## begin LISTED RECORDS
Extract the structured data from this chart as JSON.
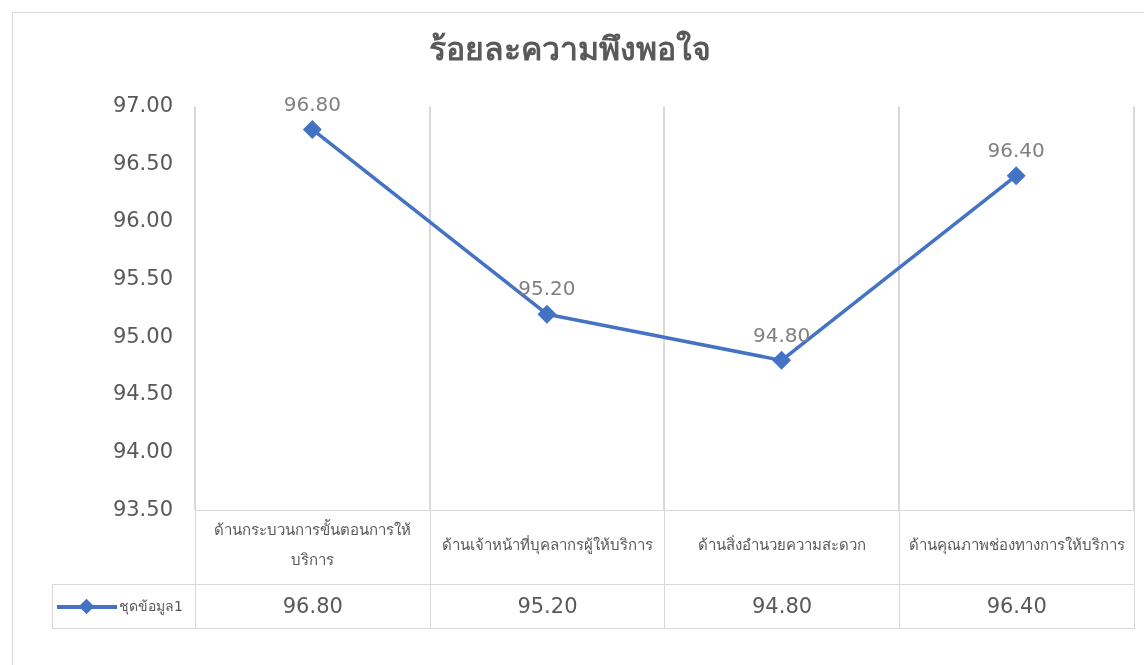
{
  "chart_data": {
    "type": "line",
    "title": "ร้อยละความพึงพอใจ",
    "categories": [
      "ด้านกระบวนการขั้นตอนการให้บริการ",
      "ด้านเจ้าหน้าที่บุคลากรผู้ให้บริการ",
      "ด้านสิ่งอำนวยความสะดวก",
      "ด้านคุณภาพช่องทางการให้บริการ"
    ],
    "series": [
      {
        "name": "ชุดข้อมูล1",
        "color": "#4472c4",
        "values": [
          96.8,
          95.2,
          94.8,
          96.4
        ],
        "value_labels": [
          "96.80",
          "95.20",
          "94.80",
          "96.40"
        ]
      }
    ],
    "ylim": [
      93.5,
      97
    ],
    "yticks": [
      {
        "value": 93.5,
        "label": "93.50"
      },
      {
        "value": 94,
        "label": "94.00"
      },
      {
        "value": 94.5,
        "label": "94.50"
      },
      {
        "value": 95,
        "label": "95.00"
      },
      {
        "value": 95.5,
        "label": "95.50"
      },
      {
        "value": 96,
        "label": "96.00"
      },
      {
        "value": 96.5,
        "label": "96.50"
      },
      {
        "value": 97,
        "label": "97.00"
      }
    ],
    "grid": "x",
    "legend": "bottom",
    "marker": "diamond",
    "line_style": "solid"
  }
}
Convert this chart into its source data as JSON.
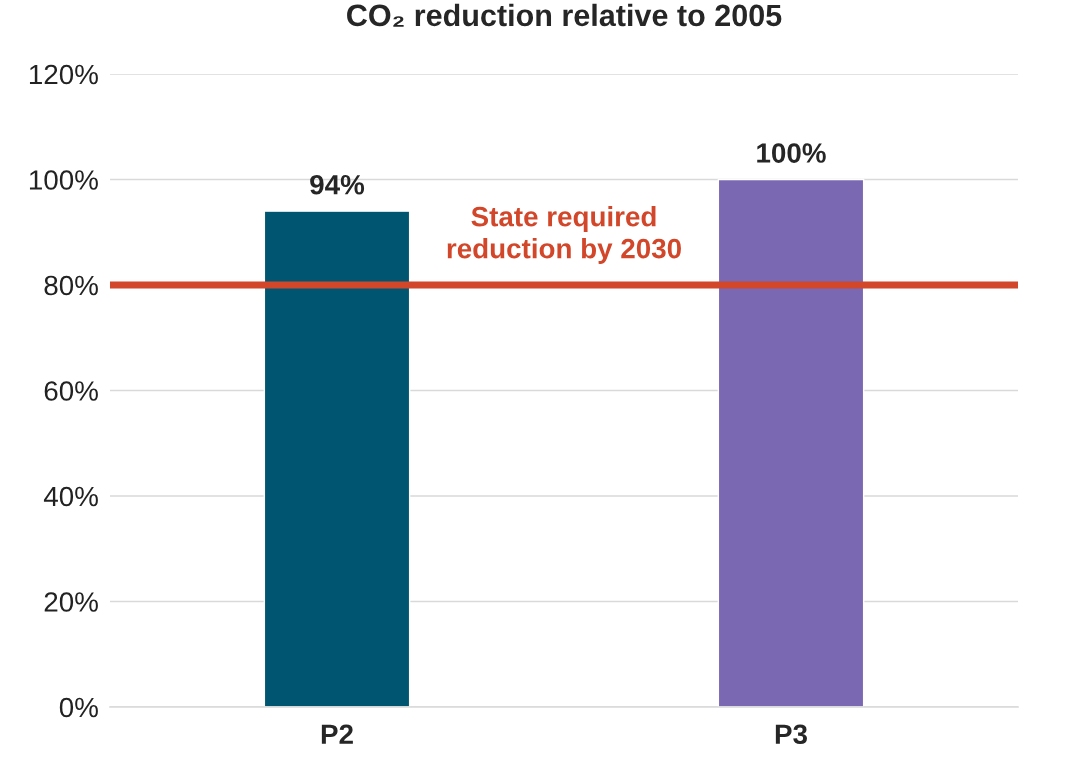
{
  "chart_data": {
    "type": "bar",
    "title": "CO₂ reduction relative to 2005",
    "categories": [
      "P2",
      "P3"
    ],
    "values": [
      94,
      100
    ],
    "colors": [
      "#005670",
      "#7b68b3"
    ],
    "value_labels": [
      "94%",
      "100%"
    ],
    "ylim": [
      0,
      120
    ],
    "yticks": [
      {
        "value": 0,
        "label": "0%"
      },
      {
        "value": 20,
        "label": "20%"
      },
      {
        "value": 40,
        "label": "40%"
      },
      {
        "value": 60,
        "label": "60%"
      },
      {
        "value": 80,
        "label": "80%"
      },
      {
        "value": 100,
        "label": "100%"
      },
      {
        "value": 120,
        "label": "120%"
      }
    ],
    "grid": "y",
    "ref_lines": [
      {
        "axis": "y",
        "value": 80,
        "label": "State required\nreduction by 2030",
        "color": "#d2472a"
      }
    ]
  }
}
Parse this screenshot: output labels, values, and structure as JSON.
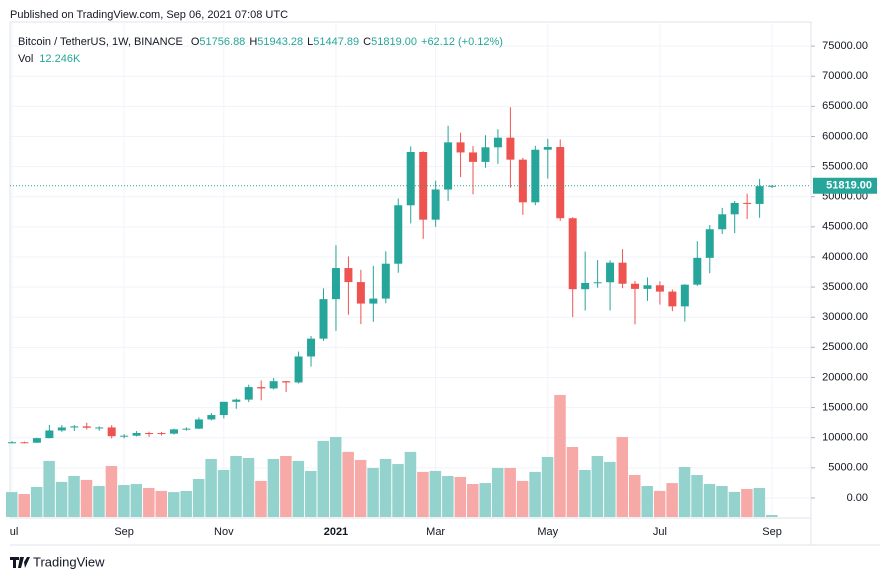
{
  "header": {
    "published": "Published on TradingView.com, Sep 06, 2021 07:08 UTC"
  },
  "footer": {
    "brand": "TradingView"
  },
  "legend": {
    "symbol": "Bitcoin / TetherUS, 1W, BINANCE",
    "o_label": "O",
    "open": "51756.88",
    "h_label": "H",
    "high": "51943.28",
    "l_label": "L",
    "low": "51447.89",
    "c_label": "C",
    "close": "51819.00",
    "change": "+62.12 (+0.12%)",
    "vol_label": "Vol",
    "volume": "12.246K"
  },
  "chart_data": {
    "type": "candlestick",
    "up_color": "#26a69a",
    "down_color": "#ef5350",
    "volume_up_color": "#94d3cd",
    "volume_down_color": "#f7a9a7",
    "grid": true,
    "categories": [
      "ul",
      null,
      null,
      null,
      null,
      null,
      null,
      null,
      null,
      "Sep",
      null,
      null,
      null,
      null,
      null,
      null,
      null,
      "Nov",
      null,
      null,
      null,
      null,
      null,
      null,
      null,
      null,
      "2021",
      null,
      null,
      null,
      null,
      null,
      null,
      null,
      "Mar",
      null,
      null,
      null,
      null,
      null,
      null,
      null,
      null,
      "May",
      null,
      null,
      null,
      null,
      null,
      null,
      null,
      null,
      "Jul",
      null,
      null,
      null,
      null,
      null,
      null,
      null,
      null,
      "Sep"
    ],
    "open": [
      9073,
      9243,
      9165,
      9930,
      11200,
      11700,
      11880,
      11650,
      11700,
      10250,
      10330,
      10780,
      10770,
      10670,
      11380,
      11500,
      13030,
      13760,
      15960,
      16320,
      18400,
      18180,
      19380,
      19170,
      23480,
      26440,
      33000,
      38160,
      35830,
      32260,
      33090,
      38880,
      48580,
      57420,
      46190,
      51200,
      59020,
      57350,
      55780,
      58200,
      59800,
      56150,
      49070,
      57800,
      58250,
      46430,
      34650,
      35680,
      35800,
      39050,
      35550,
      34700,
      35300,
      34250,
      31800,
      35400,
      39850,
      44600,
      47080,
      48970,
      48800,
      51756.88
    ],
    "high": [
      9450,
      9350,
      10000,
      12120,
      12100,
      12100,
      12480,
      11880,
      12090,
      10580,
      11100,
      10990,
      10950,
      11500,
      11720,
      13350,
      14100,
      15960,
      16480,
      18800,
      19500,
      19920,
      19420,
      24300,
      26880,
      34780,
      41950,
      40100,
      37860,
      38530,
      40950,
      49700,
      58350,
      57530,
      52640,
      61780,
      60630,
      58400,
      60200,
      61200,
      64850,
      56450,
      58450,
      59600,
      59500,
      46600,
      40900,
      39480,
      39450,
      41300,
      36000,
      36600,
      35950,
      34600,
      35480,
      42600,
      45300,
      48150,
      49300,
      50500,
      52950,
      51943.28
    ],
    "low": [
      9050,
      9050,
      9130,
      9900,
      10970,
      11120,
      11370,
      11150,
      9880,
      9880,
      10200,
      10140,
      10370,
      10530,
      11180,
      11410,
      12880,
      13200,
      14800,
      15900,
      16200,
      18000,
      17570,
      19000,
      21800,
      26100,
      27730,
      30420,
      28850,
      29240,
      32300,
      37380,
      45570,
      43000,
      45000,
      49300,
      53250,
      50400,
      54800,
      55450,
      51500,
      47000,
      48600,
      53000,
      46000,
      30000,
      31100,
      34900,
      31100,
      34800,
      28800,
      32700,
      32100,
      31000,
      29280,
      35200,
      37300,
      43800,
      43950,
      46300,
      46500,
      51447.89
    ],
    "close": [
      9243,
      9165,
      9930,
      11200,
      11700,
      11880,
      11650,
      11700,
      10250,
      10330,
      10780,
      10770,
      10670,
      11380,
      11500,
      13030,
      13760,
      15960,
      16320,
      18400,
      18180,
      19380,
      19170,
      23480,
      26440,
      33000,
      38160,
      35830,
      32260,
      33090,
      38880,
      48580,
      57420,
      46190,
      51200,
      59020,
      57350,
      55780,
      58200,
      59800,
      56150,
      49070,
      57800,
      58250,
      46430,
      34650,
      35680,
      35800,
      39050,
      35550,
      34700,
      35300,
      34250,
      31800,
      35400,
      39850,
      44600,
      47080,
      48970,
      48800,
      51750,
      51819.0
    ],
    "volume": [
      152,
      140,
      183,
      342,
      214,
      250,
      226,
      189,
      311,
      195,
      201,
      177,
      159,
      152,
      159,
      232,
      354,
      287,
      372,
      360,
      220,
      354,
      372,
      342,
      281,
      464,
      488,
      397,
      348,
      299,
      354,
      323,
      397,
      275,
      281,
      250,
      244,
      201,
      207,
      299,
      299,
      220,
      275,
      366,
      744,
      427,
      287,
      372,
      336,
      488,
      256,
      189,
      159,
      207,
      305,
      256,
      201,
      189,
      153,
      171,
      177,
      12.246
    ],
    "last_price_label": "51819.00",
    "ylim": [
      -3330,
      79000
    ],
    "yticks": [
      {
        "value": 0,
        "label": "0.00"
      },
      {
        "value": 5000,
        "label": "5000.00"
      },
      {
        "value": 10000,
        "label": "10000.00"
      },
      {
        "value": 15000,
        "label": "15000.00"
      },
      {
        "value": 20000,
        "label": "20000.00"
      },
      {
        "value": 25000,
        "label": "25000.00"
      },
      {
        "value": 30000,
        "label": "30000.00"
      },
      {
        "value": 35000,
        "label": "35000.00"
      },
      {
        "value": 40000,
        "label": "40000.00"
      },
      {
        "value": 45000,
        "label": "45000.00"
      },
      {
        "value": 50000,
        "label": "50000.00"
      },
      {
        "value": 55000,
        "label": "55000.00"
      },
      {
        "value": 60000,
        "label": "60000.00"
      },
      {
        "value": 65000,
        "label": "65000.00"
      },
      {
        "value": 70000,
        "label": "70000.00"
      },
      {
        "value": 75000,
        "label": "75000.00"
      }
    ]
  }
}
## end LISTED RECORDS
SET PROBLEM – Where a line in the entries holds "values", copy that line.

EXERCISE RESPONSE –
        "values": [
    "values": [
Parse this screenshot: output labels, values, and structure as JSON.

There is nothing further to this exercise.